Given instruction: Copy out the lines that include the word "머릿속으로".

[Start Excerpted data]

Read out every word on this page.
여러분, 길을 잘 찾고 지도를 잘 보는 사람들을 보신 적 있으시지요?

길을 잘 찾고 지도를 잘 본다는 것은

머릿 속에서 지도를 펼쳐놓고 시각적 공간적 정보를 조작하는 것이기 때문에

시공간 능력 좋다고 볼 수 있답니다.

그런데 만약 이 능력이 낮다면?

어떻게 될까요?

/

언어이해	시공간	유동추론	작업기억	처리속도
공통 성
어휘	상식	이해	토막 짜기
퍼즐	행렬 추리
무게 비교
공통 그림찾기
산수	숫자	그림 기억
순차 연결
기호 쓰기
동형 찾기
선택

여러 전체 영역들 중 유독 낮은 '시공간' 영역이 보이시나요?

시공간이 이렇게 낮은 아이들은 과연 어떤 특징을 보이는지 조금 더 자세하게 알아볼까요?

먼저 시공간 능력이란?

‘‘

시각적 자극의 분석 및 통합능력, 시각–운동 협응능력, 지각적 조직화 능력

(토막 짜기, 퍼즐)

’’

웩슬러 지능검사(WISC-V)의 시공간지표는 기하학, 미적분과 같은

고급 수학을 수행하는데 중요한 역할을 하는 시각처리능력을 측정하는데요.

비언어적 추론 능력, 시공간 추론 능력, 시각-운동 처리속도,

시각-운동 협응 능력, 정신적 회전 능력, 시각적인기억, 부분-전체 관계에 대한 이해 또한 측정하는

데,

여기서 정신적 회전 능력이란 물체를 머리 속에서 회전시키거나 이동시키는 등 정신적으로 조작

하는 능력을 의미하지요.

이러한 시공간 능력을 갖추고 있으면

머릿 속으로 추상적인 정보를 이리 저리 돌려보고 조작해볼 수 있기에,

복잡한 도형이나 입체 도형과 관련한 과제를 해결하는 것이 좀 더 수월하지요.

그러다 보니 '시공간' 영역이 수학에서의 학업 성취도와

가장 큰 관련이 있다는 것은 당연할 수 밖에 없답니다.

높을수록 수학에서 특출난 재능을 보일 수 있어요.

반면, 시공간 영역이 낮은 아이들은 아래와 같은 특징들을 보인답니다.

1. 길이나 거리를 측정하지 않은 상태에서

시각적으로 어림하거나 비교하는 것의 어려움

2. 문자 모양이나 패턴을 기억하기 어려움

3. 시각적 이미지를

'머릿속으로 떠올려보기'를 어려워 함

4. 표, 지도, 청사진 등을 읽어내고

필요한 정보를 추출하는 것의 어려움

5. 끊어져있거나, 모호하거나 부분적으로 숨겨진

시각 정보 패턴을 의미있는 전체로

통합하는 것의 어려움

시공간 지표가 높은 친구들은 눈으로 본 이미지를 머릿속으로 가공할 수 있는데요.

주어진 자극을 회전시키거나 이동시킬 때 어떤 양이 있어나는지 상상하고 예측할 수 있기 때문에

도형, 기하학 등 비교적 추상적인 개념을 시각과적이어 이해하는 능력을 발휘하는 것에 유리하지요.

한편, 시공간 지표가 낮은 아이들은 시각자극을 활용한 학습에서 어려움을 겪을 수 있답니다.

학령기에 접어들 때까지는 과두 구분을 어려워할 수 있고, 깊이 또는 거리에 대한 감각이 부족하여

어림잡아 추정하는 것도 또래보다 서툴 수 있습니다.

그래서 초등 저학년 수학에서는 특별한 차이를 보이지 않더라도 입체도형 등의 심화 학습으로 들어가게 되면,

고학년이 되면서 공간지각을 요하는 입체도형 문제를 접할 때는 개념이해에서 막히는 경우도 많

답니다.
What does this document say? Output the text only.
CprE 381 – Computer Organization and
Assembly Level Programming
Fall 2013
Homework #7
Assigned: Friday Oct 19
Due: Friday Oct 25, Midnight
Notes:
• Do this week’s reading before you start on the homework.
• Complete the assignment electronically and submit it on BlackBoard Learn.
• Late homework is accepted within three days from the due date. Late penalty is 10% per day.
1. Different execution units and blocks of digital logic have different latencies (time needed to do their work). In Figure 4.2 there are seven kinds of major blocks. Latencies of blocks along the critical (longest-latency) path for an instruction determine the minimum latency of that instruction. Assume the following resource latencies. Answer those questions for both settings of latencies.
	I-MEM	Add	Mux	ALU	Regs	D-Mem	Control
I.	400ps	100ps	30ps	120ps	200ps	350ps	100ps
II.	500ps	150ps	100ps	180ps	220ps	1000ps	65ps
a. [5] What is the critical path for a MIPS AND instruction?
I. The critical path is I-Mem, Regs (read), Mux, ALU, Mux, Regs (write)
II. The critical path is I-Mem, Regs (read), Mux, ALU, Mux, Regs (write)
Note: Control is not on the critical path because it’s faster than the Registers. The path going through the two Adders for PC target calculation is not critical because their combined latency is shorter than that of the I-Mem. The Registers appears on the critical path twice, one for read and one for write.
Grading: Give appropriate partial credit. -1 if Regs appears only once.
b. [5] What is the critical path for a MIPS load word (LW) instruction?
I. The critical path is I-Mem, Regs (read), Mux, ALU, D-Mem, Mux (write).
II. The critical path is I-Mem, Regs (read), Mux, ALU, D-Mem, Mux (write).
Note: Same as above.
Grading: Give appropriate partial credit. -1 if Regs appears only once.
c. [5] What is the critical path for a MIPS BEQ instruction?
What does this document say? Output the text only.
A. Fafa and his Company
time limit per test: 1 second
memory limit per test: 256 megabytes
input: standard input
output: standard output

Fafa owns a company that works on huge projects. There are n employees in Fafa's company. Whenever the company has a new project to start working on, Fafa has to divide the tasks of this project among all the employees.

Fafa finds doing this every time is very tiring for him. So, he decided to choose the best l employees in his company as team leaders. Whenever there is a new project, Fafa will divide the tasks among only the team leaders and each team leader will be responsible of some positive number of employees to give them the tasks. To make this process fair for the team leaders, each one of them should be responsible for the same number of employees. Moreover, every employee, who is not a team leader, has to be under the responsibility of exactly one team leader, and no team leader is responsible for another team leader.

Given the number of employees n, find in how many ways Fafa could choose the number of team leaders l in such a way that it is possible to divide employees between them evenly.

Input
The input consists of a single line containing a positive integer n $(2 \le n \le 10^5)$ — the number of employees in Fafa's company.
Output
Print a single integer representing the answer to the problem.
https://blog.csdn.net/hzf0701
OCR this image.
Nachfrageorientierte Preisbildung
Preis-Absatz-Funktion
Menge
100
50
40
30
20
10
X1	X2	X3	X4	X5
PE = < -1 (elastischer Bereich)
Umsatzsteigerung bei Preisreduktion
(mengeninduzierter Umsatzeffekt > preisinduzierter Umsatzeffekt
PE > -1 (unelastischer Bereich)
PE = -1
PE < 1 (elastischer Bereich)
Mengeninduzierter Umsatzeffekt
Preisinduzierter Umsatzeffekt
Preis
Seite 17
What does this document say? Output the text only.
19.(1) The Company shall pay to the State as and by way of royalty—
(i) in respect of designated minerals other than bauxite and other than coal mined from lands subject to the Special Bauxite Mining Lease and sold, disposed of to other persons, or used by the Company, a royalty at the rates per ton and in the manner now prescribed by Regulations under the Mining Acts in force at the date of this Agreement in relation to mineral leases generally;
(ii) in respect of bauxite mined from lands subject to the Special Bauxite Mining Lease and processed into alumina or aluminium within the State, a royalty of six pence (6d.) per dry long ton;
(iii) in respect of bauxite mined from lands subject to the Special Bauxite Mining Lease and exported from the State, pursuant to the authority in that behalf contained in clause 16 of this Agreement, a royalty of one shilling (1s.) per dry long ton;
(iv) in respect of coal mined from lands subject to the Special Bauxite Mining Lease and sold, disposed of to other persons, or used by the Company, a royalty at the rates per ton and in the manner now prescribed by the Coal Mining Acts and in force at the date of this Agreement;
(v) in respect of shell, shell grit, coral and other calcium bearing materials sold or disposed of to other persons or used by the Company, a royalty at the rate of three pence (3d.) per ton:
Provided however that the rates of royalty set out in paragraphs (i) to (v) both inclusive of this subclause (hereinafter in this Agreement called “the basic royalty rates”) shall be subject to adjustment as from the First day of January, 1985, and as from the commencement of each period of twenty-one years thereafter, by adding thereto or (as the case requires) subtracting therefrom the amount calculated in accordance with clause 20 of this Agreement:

[End Excerpted data]

Correct response:
'머릿속으로 떠올려보기'를 어려워 함
시공간 지표가 높은 친구들은 눈으로 본 이미지를 머릿속으로 가공할 수 있는데요.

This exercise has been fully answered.